• [AIM OF THE TASK]:
Please transcribe the listing below in full and word for word, without its pictures.

• [DATA EXCERPTS]:
··········

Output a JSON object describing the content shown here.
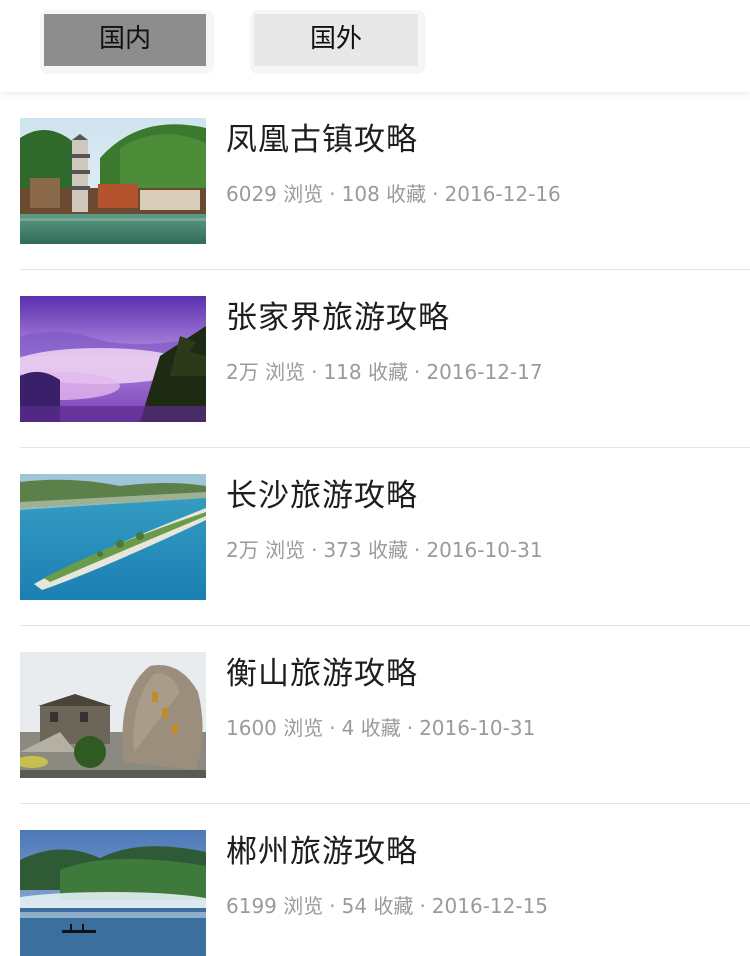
{
  "tabs": [
    {
      "label": "国内",
      "active": true
    },
    {
      "label": "国外",
      "active": false
    }
  ],
  "guides": [
    {
      "title": "凤凰古镇攻略",
      "views": "6029",
      "views_unit": "浏览",
      "favorites": "108",
      "favorites_unit": "收藏",
      "date": "2016-12-16",
      "image": "fenghuang-town-photo"
    },
    {
      "title": "张家界旅游攻略",
      "views": "2万",
      "views_unit": "浏览",
      "favorites": "118",
      "favorites_unit": "收藏",
      "date": "2016-12-17",
      "image": "zhangjiajie-clouds-photo"
    },
    {
      "title": "长沙旅游攻略",
      "views": "2万",
      "views_unit": "浏览",
      "favorites": "373",
      "favorites_unit": "收藏",
      "date": "2016-10-31",
      "image": "changsha-island-photo"
    },
    {
      "title": "衡山旅游攻略",
      "views": "1600",
      "views_unit": "浏览",
      "favorites": "4",
      "favorites_unit": "收藏",
      "date": "2016-10-31",
      "image": "hengshan-rock-photo"
    },
    {
      "title": "郴州旅游攻略",
      "views": "6199",
      "views_unit": "浏览",
      "favorites": "54",
      "favorites_unit": "收藏",
      "date": "2016-12-15",
      "image": "chenzhou-misty-lake-photo"
    }
  ],
  "separator": "·"
}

··········

• [TASK SOLUTION]:
Output a JSON object describing the content shown here.
{
  "tabs": [
    {
      "label": "国内",
      "active": true
    },
    {
      "label": "国外",
      "active": false
    }
  ],
  "guides": [
    {
      "title": "凤凰古镇攻略",
      "views": "6029",
      "views_unit": "浏览",
      "favorites": "108",
      "favorites_unit": "收藏",
      "date": "2016-12-16",
      "image": "fenghuang-town-photo"
    },
    {
      "title": "张家界旅游攻略",
      "views": "2万",
      "views_unit": "浏览",
      "favorites": "118",
      "favorites_unit": "收藏",
      "date": "2016-12-17",
      "image": "zhangjiajie-clouds-photo"
    },
    {
      "title": "长沙旅游攻略",
      "views": "2万",
      "views_unit": "浏览",
      "favorites": "373",
      "favorites_unit": "收藏",
      "date": "2016-10-31",
      "image": "changsha-island-photo"
    },
    {
      "title": "衡山旅游攻略",
      "views": "1600",
      "views_unit": "浏览",
      "favorites": "4",
      "favorites_unit": "收藏",
      "date": "2016-10-31",
      "image": "hengshan-rock-photo"
    },
    {
      "title": "郴州旅游攻略",
      "views": "6199",
      "views_unit": "浏览",
      "favorites": "54",
      "favorites_unit": "收藏",
      "date": "2016-12-15",
      "image": "chenzhou-misty-lake-photo"
    }
  ],
  "separator": "·"
}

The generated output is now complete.